[SET EXERCISE] Please print the full listing exactly.

──────

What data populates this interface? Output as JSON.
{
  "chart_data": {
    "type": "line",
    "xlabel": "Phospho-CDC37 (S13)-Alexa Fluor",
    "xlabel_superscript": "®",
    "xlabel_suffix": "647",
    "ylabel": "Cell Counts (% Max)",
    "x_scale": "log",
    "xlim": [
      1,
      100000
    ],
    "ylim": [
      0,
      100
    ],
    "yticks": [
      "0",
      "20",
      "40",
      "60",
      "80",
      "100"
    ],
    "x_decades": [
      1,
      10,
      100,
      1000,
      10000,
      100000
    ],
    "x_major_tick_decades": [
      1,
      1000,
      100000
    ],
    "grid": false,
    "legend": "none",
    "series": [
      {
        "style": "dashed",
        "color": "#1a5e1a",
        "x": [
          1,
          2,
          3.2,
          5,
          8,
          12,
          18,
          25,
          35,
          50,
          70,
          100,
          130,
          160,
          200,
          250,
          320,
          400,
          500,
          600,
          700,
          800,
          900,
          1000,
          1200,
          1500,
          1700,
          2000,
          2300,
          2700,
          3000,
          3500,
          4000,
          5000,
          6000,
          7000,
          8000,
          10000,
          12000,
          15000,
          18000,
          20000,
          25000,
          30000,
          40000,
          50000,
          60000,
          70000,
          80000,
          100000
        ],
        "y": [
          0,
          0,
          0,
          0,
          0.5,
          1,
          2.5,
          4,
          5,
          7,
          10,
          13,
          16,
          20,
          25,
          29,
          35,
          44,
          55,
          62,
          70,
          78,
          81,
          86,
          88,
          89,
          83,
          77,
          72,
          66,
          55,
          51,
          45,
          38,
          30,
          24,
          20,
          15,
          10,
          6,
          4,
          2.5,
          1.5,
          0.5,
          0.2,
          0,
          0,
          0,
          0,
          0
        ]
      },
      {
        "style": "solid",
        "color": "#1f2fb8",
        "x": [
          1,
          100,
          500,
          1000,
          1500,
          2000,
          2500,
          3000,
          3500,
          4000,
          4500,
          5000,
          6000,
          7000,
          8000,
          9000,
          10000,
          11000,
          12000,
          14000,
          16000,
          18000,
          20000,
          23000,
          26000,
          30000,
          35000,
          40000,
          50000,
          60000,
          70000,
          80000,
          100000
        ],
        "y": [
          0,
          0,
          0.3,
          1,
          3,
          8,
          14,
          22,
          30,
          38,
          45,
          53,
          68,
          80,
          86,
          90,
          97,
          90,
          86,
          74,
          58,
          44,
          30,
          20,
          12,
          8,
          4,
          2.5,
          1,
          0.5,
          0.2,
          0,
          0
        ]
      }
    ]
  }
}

──────

[COMPLETE OUTPUT]
What data populates this interface? Output as JSON.
{
  "chart_data": {
    "type": "line",
    "xlabel": "Phospho-CDC37 (S13)-Alexa Fluor",
    "xlabel_superscript": "®",
    "xlabel_suffix": "647",
    "ylabel": "Cell Counts (% Max)",
    "x_scale": "log",
    "xlim": [
      1,
      100000
    ],
    "ylim": [
      0,
      100
    ],
    "yticks": [
      "0",
      "20",
      "40",
      "60",
      "80",
      "100"
    ],
    "x_decades": [
      1,
      10,
      100,
      1000,
      10000,
      100000
    ],
    "x_major_tick_decades": [
      1,
      1000,
      100000
    ],
    "grid": false,
    "legend": "none",
    "series": [
      {
        "style": "dashed",
        "color": "#1a5e1a",
        "x": [
          1,
          2,
          3.2,
          5,
          8,
          12,
          18,
          25,
          35,
          50,
          70,
          100,
          130,
          160,
          200,
          250,
          320,
          400,
          500,
          600,
          700,
          800,
          900,
          1000,
          1200,
          1500,
          1700,
          2000,
          2300,
          2700,
          3000,
          3500,
          4000,
          5000,
          6000,
          7000,
          8000,
          10000,
          12000,
          15000,
          18000,
          20000,
          25000,
          30000,
          40000,
          50000,
          60000,
          70000,
          80000,
          100000
        ],
        "y": [
          0,
          0,
          0,
          0,
          0.5,
          1,
          2.5,
          4,
          5,
          7,
          10,
          13,
          16,
          20,
          25,
          29,
          35,
          44,
          55,
          62,
          70,
          78,
          81,
          86,
          88,
          89,
          83,
          77,
          72,
          66,
          55,
          51,
          45,
          38,
          30,
          24,
          20,
          15,
          10,
          6,
          4,
          2.5,
          1.5,
          0.5,
          0.2,
          0,
          0,
          0,
          0,
          0
        ]
      },
      {
        "style": "solid",
        "color": "#1f2fb8",
        "x": [
          1,
          100,
          500,
          1000,
          1500,
          2000,
          2500,
          3000,
          3500,
          4000,
          4500,
          5000,
          6000,
          7000,
          8000,
          9000,
          10000,
          11000,
          12000,
          14000,
          16000,
          18000,
          20000,
          23000,
          26000,
          30000,
          35000,
          40000,
          50000,
          60000,
          70000,
          80000,
          100000
        ],
        "y": [
          0,
          0,
          0.3,
          1,
          3,
          8,
          14,
          22,
          30,
          38,
          45,
          53,
          68,
          80,
          86,
          90,
          97,
          90,
          86,
          74,
          58,
          44,
          30,
          20,
          12,
          8,
          4,
          2.5,
          1,
          0.5,
          0.2,
          0,
          0
        ]
      }
    ]
  }
}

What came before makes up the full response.